Provided data
- - - - -

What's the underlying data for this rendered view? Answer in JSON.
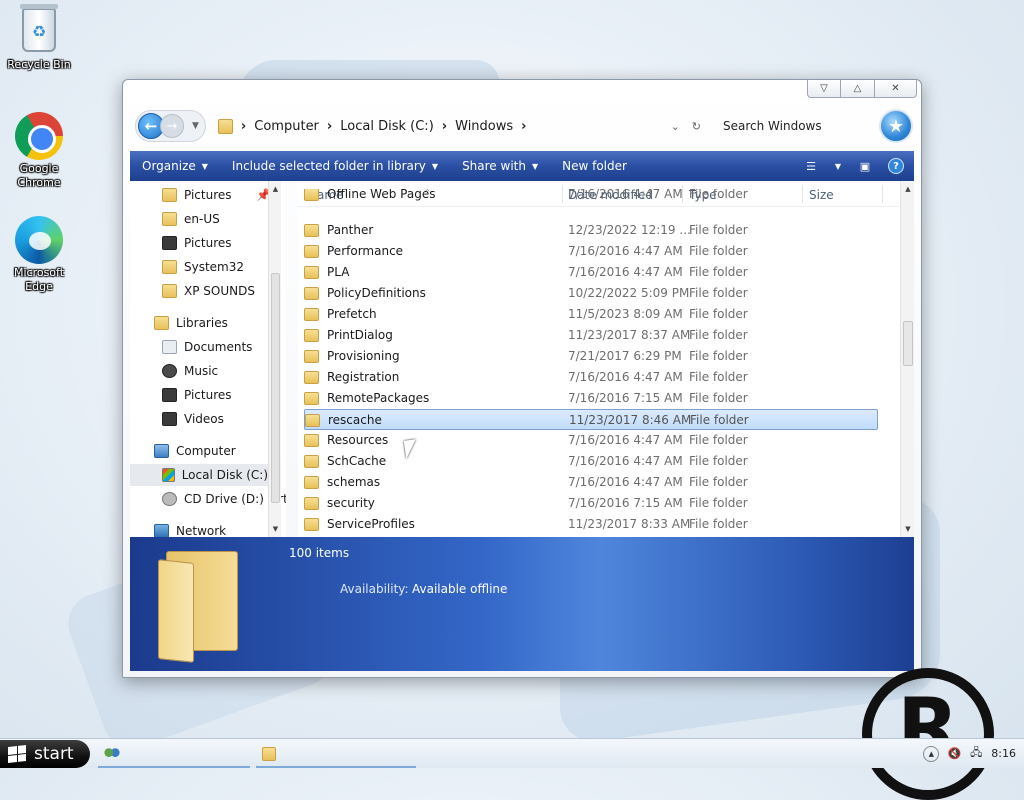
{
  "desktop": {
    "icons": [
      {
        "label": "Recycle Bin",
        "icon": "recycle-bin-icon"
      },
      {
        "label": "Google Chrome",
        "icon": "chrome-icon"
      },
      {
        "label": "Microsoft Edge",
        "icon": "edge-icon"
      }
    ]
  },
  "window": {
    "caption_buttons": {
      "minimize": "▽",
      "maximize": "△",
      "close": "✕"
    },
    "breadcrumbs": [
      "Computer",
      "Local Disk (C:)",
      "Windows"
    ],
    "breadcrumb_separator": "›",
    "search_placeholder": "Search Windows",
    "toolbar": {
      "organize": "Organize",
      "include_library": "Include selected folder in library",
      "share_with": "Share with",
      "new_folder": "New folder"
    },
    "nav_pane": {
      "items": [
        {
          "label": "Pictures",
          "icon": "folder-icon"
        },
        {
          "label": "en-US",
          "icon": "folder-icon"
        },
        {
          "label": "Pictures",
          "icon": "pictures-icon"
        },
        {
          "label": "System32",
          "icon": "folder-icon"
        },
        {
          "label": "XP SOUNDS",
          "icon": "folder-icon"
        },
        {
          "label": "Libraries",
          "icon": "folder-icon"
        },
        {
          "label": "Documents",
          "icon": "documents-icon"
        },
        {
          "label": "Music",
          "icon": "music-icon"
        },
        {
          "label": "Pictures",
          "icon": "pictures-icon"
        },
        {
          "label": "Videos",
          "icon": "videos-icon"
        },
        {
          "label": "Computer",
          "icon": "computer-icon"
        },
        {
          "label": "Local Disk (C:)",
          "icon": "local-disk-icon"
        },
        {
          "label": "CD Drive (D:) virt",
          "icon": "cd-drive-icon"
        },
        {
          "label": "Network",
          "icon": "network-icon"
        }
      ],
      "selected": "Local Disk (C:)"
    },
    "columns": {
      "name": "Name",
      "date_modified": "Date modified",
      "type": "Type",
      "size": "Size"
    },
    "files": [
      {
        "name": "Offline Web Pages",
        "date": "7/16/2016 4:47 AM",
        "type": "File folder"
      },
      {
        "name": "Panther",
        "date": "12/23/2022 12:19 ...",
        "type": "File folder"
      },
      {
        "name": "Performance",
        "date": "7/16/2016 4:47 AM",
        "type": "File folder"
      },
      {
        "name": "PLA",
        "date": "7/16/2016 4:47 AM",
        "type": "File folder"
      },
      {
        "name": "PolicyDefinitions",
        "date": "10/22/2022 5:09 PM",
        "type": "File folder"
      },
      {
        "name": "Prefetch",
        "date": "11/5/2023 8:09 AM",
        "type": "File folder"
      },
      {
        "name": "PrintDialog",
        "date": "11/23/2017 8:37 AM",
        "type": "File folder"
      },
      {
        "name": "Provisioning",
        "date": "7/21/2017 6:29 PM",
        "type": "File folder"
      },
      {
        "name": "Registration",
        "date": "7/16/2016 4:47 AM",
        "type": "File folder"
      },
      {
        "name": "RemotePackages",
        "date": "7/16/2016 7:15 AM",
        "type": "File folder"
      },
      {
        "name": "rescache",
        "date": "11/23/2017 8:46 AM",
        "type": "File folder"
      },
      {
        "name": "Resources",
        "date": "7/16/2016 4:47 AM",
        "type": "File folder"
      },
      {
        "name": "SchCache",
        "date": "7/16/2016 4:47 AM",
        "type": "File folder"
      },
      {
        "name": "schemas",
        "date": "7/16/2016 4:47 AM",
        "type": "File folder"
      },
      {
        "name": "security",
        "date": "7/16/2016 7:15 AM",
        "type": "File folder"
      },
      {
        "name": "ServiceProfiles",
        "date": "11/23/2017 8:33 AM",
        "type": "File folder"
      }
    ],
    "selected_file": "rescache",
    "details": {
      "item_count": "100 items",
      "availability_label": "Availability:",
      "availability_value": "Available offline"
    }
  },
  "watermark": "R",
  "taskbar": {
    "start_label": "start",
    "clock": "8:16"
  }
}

- - - - -

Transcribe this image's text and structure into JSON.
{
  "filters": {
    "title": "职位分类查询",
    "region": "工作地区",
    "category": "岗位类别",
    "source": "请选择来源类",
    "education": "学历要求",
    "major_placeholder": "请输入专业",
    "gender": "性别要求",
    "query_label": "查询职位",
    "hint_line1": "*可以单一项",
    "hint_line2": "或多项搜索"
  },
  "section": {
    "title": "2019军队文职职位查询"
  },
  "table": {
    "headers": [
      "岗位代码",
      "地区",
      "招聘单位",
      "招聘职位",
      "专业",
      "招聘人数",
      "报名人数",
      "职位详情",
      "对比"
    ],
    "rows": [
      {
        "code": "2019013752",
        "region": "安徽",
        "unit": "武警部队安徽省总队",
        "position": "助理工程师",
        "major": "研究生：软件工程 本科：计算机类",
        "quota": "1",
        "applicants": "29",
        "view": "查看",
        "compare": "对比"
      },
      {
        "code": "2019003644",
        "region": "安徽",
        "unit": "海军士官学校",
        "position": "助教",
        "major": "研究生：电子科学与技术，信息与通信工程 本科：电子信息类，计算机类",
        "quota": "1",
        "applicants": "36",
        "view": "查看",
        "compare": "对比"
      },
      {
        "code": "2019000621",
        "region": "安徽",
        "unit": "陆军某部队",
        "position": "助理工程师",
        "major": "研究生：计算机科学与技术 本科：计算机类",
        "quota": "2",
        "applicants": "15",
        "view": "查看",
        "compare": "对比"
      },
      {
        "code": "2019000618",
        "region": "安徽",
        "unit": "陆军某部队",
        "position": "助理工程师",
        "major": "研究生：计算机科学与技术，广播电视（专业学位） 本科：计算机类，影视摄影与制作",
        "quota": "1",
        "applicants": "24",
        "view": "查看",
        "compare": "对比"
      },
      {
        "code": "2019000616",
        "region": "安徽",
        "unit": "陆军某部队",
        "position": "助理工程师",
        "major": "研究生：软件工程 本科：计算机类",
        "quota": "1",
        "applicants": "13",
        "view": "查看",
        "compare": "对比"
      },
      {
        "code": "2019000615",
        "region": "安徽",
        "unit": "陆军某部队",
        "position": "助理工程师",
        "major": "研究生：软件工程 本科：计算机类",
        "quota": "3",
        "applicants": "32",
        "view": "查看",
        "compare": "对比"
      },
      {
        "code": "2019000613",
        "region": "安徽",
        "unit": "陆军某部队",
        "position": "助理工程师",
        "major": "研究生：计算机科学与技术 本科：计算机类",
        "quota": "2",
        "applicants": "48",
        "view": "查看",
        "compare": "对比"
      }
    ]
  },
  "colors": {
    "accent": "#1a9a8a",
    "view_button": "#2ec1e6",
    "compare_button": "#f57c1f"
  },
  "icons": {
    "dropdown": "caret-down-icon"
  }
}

- - - - -

Your instructions
Above are the records. Copy every line in them holding "this".

Full solution
What's the underlying data for this rendered view? Answer in JSON.
Transcribe this image's text and structure into JSON.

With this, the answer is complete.